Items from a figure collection
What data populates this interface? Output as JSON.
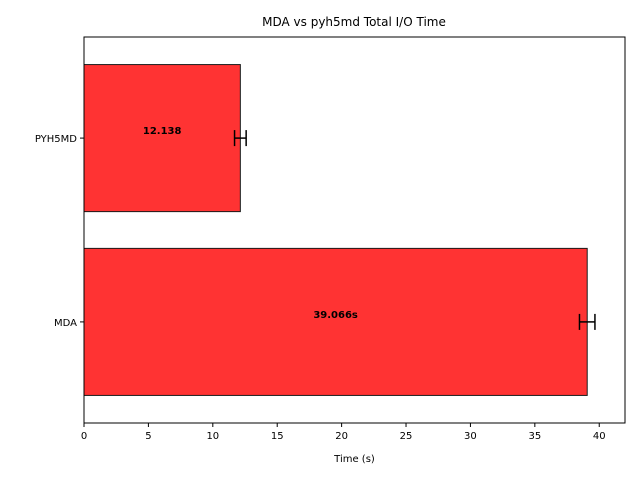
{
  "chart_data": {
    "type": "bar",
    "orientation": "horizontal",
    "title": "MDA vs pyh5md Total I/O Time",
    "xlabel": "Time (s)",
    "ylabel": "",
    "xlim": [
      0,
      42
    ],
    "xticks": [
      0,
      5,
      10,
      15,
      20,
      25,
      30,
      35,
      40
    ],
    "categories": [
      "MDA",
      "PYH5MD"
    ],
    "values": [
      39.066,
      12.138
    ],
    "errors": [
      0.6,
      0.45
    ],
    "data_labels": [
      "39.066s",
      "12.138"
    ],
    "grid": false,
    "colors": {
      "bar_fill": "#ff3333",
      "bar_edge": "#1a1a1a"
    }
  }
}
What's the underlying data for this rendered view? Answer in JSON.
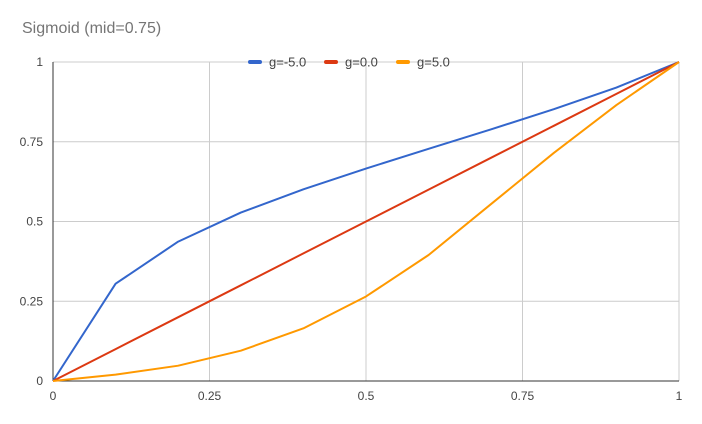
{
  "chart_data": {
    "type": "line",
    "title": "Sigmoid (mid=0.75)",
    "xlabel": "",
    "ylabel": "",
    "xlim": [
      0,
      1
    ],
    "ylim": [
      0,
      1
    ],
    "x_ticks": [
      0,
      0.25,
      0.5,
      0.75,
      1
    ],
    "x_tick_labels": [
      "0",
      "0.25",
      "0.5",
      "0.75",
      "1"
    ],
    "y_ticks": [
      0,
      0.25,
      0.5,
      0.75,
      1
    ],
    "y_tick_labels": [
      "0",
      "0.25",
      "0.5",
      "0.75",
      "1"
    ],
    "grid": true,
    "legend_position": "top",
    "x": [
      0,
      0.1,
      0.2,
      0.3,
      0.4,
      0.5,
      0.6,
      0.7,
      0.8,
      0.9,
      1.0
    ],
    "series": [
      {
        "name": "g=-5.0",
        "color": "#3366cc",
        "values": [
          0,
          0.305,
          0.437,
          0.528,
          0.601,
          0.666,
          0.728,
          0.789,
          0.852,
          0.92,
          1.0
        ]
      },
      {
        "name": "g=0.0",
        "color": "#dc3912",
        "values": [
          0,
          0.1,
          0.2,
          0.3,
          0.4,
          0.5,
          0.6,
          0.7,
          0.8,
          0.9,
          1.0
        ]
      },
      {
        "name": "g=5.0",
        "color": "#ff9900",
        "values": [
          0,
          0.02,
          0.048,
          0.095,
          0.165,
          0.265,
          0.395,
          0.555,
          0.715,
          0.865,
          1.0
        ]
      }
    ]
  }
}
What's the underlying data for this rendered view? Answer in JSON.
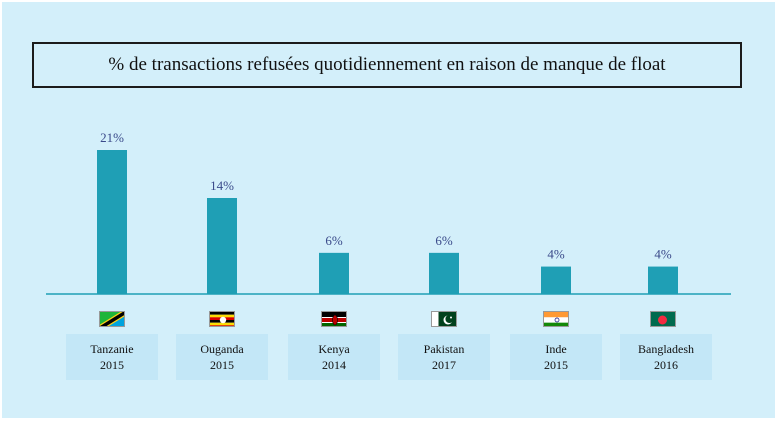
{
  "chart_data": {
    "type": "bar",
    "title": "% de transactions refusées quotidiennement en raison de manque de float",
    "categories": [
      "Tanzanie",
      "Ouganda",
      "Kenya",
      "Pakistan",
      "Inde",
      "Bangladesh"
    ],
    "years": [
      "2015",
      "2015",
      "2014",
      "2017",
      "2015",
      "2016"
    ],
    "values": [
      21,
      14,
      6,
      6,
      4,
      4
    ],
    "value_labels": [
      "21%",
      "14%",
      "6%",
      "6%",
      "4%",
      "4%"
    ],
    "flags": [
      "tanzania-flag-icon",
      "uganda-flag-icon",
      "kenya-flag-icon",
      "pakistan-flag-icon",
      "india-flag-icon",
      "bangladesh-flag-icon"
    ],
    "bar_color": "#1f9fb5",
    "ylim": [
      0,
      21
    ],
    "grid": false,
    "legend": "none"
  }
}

# Stated exercise
From the listing, extract all text exactly as given and drop any picture.

# Full solution
What data populates this interface? Output as JSON.
{
  "chart_data": {
    "type": "bar",
    "orientation": "horizontal",
    "title": "MDA vs pyh5md Total I/O Time",
    "xlabel": "Time (s)",
    "ylabel": "",
    "xlim": [
      0,
      42
    ],
    "xticks": [
      0,
      5,
      10,
      15,
      20,
      25,
      30,
      35,
      40
    ],
    "categories": [
      "MDA",
      "PYH5MD"
    ],
    "values": [
      39.066,
      12.138
    ],
    "errors": [
      0.6,
      0.45
    ],
    "data_labels": [
      "39.066s",
      "12.138"
    ],
    "grid": false,
    "colors": {
      "bar_fill": "#ff3333",
      "bar_edge": "#1a1a1a"
    }
  }
}
What's the underlying data for this rendered view? Answer in JSON.
{
  "chart_data": {
    "type": "line",
    "title": "Sigmoid (mid=0.75)",
    "xlabel": "",
    "ylabel": "",
    "xlim": [
      0,
      1
    ],
    "ylim": [
      0,
      1
    ],
    "x_ticks": [
      0,
      0.25,
      0.5,
      0.75,
      1
    ],
    "x_tick_labels": [
      "0",
      "0.25",
      "0.5",
      "0.75",
      "1"
    ],
    "y_ticks": [
      0,
      0.25,
      0.5,
      0.75,
      1
    ],
    "y_tick_labels": [
      "0",
      "0.25",
      "0.5",
      "0.75",
      "1"
    ],
    "grid": true,
    "legend_position": "top",
    "x": [
      0,
      0.1,
      0.2,
      0.3,
      0.4,
      0.5,
      0.6,
      0.7,
      0.8,
      0.9,
      1.0
    ],
    "series": [
      {
        "name": "g=-5.0",
        "color": "#3366cc",
        "values": [
          0,
          0.305,
          0.437,
          0.528,
          0.601,
          0.666,
          0.728,
          0.789,
          0.852,
          0.92,
          1.0
        ]
      },
      {
        "name": "g=0.0",
        "color": "#dc3912",
        "values": [
          0,
          0.1,
          0.2,
          0.3,
          0.4,
          0.5,
          0.6,
          0.7,
          0.8,
          0.9,
          1.0
        ]
      },
      {
        "name": "g=5.0",
        "color": "#ff9900",
        "values": [
          0,
          0.02,
          0.048,
          0.095,
          0.165,
          0.265,
          0.395,
          0.555,
          0.715,
          0.865,
          1.0
        ]
      }
    ]
  }
}
What's the underlying data for this rendered view? Answer in JSON.
{
  "chart_data": {
    "type": "bar",
    "title": "% de transactions refusées quotidiennement en raison de manque de float",
    "categories": [
      "Tanzanie",
      "Ouganda",
      "Kenya",
      "Pakistan",
      "Inde",
      "Bangladesh"
    ],
    "years": [
      "2015",
      "2015",
      "2014",
      "2017",
      "2015",
      "2016"
    ],
    "values": [
      21,
      14,
      6,
      6,
      4,
      4
    ],
    "value_labels": [
      "21%",
      "14%",
      "6%",
      "6%",
      "4%",
      "4%"
    ],
    "flags": [
      "tanzania-flag-icon",
      "uganda-flag-icon",
      "kenya-flag-icon",
      "pakistan-flag-icon",
      "india-flag-icon",
      "bangladesh-flag-icon"
    ],
    "bar_color": "#1f9fb5",
    "ylim": [
      0,
      21
    ],
    "grid": false,
    "legend": "none"
  }
}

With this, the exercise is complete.